Pix Parcelado: entenda como nova funcionalidade pode chacoalhar o mercado de crédito
Regras da nova modalidade devem ser anunciadas pelo Banco Central até o fim de outubro com potencial de impactar todo o sistema de pagamentos brasileiros
Queridinho dos brasileiros, o Pix deve ter uma nova modalidade regulamentada já nos próximos dias: o Pix Parcelado, atualmente já ofertado por alguns bancos mas sem uma padronização exata. A nova funcionalidade deve representar a inovação de maior impacto no sistema financeiro e no dia a dia de empresas e consumidores desde o lançamento do sistema de pagamentos criado pelo Banco Central, em meados de novembro de 2020.
Para especialistas da Fitch, deve ser, sim, a maior disrupção pós-Pix. Isso porque o Pix Parcelado faz com que o sistema deixe de ser apenas de pagamento e passe a contemplar oferta de crédito, com pagamentos vinculados a uma conta bancária ou cartão de crédito – algo que deve chacoalhar a indústria financeira e, a depender do desfecho da regulação, aumentar a preocupação dos bancos e bandeiras de cartão, como Visa, Mastercard, Elo, entre outras.
A nova funcionalidade permitirá que os consumidores parcelem compras e transferências via Pix, mesmo sem possuir um cartão de crédito, mas com pagamento de juros. A modalidade funcionará como linha de crédito pré-aprovada que será concedida pelo banco ou instituição financeira a qual o consumidor possui conta. Saiba mais aqui.
O Pix Parcelado tende a ser também uma funcionalidade com custo potencialmente menor para lojistas, dando benefícios especialmente para empresas menores, que podem fugir de taxas de maquininhas e ampliar vendas para quem não tem cartão ou não possui limite disponível.
Mercado já oferece Pix Parcelado na fatura do cartão
Fontes a par do tema relataram à IstoÉ Dinheiro que a indústria financeira teme que a regulação vede produtos que já estão na praça e são vinculados atualmente ao cartão de crédito. Essa modalidade tem dado retorno relevante aos bancos e pode ser extinguida, com o Banco Central exigindo que todas as instituições financeiras façam a oferta de uma linha de crédito apartada.
“Na pratica, o que acontece é que o Pix tem um carinho especial do BC e um nível de proteção maior como produto. É muito provável que o BC queira extinguir essa modalidade que coloca o Pix Parcelado na fatura do cartão, exigindo um limite separado. Isso seria o BC produtando algo novo.”

LINHAS DE DADOS →

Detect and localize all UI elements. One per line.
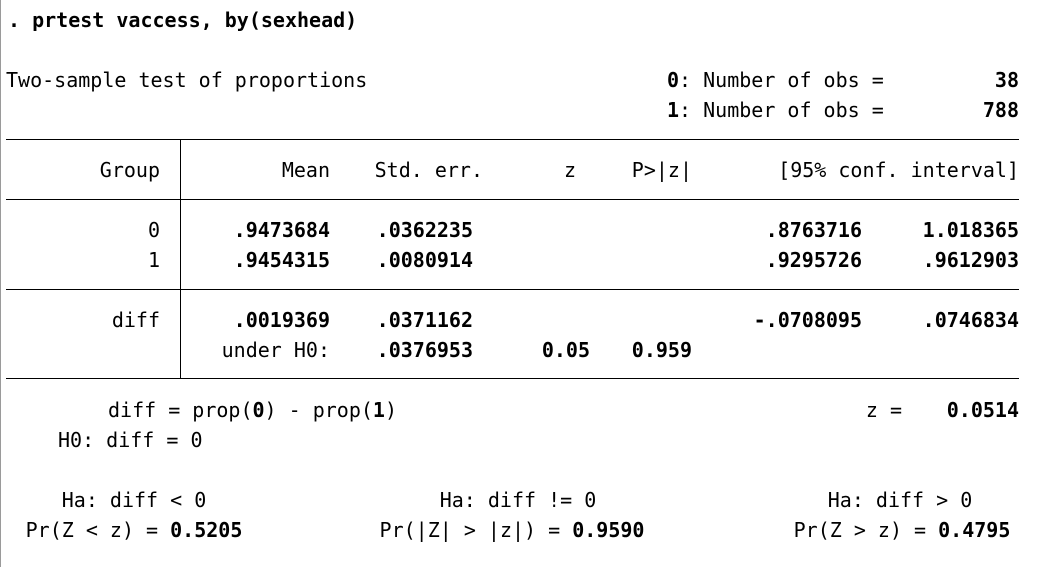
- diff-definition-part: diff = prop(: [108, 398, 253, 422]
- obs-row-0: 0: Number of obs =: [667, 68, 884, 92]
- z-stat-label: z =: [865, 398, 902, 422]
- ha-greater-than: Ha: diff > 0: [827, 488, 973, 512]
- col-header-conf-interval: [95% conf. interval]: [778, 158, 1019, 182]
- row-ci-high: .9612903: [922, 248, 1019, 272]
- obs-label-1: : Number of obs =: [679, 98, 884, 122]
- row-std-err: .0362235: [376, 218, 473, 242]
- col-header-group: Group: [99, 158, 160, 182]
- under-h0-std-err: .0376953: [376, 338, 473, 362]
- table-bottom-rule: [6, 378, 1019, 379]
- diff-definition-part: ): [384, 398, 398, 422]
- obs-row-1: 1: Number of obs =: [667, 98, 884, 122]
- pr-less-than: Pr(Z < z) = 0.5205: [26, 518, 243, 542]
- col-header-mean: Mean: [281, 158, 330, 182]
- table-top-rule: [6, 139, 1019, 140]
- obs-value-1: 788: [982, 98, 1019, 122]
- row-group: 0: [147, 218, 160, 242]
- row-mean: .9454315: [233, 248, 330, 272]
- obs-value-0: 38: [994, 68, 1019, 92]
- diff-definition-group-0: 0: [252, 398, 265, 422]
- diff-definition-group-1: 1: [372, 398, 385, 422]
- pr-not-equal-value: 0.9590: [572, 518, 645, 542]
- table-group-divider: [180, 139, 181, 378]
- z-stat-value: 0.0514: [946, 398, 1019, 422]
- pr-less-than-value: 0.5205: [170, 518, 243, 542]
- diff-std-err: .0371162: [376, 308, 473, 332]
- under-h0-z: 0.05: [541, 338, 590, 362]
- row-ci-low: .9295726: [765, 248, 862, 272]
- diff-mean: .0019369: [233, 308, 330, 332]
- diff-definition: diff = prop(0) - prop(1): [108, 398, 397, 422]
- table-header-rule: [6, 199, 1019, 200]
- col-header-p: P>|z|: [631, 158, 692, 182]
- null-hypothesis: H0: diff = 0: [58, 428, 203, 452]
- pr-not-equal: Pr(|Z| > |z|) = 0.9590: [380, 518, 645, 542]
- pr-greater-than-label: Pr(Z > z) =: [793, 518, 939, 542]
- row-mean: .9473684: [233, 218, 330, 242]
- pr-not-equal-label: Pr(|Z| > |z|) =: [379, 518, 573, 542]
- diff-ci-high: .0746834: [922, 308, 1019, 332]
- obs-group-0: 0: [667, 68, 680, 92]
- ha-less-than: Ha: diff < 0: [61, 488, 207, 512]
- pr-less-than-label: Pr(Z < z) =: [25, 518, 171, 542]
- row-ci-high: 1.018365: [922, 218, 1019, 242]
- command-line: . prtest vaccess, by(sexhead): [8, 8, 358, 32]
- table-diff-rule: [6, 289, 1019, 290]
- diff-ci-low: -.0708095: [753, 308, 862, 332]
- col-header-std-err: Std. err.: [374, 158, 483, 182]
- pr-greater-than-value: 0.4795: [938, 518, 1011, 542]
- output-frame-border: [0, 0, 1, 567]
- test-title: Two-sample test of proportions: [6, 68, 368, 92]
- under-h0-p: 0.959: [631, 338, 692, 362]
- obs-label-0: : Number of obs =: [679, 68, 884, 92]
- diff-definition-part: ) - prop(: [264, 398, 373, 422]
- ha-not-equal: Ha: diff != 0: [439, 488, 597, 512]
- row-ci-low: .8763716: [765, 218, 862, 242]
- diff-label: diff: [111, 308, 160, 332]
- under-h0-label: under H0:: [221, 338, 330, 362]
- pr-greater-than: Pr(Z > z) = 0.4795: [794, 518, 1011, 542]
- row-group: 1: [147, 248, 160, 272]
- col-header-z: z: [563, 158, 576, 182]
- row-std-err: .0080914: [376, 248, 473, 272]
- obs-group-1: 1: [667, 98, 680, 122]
==
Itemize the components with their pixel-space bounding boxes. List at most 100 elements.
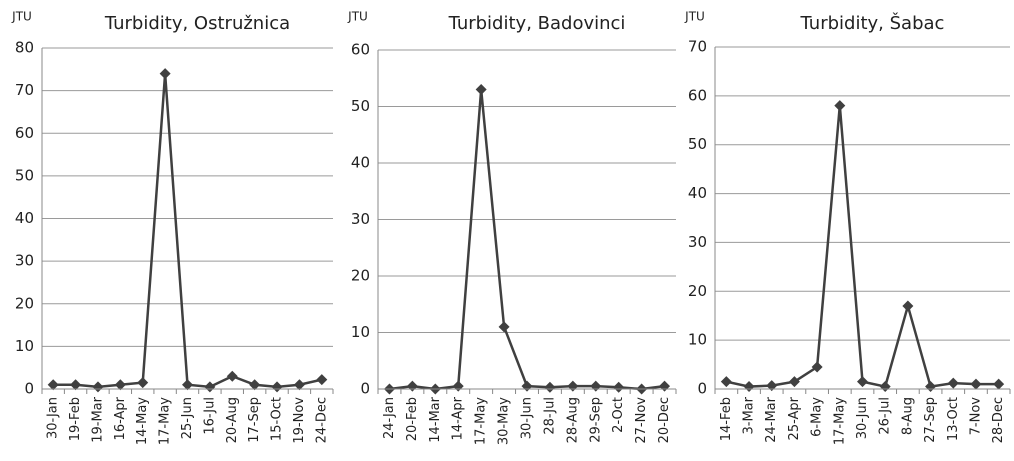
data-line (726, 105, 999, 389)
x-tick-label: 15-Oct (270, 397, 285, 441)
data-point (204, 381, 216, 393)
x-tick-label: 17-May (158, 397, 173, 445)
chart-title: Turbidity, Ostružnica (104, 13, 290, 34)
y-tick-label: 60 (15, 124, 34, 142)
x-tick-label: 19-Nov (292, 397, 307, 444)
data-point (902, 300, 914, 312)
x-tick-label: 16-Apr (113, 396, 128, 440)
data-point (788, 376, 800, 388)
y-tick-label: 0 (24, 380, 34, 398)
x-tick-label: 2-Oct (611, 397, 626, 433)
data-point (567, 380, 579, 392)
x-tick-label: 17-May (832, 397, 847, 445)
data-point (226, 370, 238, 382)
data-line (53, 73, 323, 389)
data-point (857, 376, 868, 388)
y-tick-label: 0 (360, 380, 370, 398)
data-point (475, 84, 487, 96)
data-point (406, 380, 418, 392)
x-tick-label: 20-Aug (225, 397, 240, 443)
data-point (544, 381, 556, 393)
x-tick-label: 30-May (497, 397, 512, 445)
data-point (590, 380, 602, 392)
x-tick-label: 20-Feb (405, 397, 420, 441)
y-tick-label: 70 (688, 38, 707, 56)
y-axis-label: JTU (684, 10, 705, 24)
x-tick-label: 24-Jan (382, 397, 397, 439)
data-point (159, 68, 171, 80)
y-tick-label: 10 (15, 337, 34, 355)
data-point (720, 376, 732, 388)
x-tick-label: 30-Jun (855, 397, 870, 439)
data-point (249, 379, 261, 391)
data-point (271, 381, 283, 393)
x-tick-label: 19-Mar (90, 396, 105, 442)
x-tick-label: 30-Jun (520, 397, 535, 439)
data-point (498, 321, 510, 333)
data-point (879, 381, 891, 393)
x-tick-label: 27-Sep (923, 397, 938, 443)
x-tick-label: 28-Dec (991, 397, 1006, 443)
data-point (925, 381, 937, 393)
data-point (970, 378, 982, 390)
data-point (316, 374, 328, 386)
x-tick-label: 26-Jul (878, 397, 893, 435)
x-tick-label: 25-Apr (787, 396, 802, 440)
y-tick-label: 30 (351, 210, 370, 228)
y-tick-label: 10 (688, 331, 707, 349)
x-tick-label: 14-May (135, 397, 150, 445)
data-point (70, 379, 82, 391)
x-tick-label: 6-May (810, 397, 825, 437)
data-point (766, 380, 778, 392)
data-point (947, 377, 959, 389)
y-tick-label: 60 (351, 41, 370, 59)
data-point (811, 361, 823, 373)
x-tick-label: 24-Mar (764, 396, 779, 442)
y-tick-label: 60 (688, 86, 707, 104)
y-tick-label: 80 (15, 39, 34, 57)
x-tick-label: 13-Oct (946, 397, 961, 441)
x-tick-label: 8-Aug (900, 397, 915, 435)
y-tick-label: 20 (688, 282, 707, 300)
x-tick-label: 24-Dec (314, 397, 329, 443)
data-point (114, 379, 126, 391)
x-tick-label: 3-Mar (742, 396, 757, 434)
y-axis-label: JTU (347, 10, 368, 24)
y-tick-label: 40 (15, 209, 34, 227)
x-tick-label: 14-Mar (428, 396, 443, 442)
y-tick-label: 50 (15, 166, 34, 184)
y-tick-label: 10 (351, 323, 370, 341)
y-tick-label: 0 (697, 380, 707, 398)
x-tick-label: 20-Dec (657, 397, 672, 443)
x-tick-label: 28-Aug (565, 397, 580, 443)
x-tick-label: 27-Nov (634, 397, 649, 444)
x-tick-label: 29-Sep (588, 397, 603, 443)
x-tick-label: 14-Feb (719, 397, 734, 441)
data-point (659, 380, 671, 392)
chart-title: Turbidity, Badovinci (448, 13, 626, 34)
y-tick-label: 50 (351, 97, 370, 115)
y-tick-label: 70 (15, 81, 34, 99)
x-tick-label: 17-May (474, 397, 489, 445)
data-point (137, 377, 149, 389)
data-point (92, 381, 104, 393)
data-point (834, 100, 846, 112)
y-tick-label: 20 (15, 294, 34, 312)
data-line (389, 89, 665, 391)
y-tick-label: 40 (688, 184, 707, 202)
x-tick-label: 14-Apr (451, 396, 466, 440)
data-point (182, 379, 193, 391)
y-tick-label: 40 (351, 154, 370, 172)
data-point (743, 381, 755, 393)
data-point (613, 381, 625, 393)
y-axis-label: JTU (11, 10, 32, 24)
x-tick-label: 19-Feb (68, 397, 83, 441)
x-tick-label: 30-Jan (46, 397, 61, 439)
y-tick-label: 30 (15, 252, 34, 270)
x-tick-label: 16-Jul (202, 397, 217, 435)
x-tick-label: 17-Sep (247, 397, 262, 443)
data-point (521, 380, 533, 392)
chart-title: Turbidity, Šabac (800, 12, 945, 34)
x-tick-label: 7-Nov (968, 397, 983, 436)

TAREFAS A REALIZAR →
**a)** Traduza para o inglês esta frase do texto sobre o Pix Parcelado: "A nova funcionalidade permitirá que os consumidores parcelem compras e transferências via Pix, mesmo sem possuir um cartão de crédito, mas com pagamento de juros."
**b)** Enumere todas as bandeiras de cartão citadas nominalmente no texto sobre o Pix Parcelado.
**c)** Retome o texto sobre o Pix Parcelado a partir da última frase apresentada.

RESULTADOS DOS EXERCÍCIOS →
**a)** The new feature will allow consumers to split purchases and transfers made via Pix into installments, even without having a credit card, but with interest charged.

**b)** Visa, Mastercard, Elo

**c)**
Na média, dentre bancos incumbentes e grandes fintechs, o Pix Parcelado vinculado à fatura do cartão tem sido de 15 a 20 vezes mais utilizado do que outras modalidades do mesmo produto não vinculadas à fatura.
O parcelamento médio tem sido de 3 meses e meio e as taxas ficam entre 2,9% e 3,9% ao mês – patamar inferior aos juros do rotativo do cartão de crédito. Ivo Mósca, diretor executivo de Inovação, Produtos e Serviços Bancários da Febraban, comenta que esse patamar faz com que a alternativa seja um caminho para consumidores serem menos penalizados em situações de inadimplência.
“A rolagem dessa dívida seria em cima da taxa do Pix Parcelado, e não em cima da taxa de juro de rotativo de cartão, que é a mesma taxa fixada ao contratar o parcelamento. As taxas são mais baratas. Em um eventual gargalo financeiro, o consumidor vai ter um impacto, em termos de juros, menor”, afirma.
Inadimplência no radar
Representantes de entidades vinculadas à defesa do consumidor pleiteiam uma regulação rígida do produto, porque temem um aumento na inadimplência.
Viviane Fernandes, Consultoria do Instituto Brasileiro de Defesa do Consumidor (Idec), diz que por conta da falta de isonomia na oferta do produtos, alguns problemas tem aparecido. Como exemplo, nem todos os bancos necessariamente usam o conceito de ‘1 parcela = 1 mês’, ofertando parcelamentos com cobranças a cada 10 ou 15 dias, por exemplo, surpreendendo consumidores menos instruídos.
“A depender da forma como será cobrado, veremos inadimplência crescendo em outros setores, com pessoas deixando de pagar conta de luz, escolas, e vai ser difícil identificar se aquela inadimplência que de fato se refere à essa modalidade do Pix“, alerta a consultora do Idec.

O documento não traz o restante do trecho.